Your assignment :: Go through the entries below and copy every line that holds the word "Acta".

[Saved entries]
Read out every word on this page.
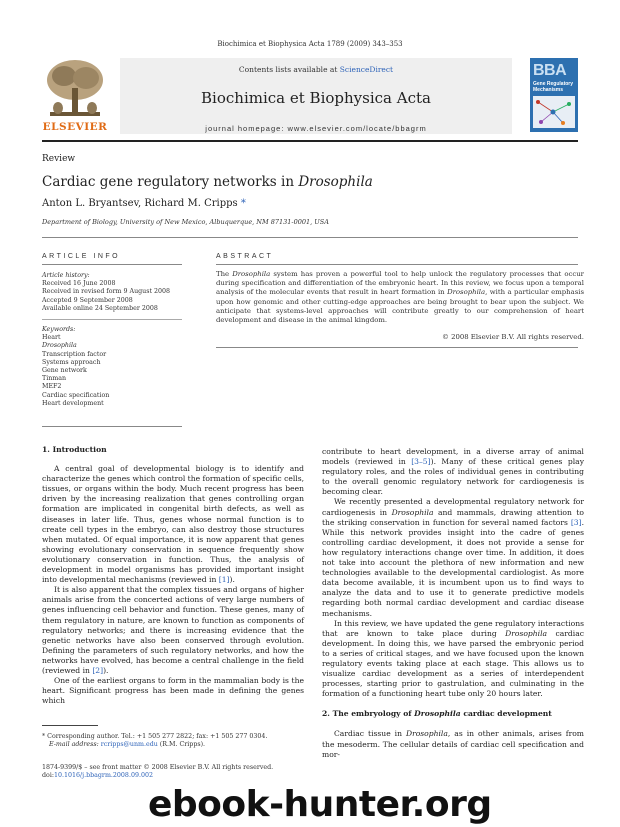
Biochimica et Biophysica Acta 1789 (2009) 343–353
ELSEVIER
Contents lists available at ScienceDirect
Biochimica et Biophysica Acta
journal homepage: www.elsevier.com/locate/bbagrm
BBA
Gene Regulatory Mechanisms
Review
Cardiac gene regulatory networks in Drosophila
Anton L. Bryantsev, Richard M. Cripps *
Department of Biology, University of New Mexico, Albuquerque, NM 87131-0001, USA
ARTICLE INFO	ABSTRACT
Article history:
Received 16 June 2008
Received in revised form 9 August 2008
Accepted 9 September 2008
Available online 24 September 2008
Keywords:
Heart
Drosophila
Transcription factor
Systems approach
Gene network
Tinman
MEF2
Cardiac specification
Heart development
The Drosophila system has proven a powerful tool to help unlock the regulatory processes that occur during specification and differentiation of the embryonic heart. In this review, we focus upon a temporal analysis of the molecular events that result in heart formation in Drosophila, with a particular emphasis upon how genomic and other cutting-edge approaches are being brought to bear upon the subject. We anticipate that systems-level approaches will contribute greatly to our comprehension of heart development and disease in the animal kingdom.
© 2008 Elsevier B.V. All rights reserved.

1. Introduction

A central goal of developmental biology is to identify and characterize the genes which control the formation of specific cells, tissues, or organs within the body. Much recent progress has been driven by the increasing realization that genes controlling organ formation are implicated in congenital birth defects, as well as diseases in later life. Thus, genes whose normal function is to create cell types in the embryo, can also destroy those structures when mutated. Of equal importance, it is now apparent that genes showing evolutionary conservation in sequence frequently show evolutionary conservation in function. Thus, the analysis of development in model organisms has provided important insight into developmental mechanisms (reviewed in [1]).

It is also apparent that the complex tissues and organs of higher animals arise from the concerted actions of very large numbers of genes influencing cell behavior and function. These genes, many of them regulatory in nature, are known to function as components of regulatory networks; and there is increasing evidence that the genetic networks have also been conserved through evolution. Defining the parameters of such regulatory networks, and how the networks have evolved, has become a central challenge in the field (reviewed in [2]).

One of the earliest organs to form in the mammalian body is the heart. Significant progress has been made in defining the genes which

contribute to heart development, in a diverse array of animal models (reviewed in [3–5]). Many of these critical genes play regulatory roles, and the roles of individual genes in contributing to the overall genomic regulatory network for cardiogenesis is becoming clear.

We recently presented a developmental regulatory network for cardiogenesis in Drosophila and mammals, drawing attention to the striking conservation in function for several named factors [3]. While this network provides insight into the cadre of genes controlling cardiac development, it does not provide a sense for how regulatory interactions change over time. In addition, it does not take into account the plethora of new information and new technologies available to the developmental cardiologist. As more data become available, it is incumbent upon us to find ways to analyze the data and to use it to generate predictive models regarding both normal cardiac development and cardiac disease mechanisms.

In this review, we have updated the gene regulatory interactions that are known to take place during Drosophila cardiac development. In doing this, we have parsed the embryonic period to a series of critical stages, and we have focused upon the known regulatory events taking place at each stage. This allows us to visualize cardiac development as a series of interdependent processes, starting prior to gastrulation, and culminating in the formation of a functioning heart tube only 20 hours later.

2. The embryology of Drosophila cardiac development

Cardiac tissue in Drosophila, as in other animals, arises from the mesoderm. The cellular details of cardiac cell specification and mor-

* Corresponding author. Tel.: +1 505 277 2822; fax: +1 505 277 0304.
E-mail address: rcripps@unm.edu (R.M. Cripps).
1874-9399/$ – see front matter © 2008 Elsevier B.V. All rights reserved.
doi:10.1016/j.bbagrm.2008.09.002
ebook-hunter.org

Solution to this exercise ::
Biochimica et Biophysica Acta 1789 (2009) 343–353
Biochimica et Biophysica Acta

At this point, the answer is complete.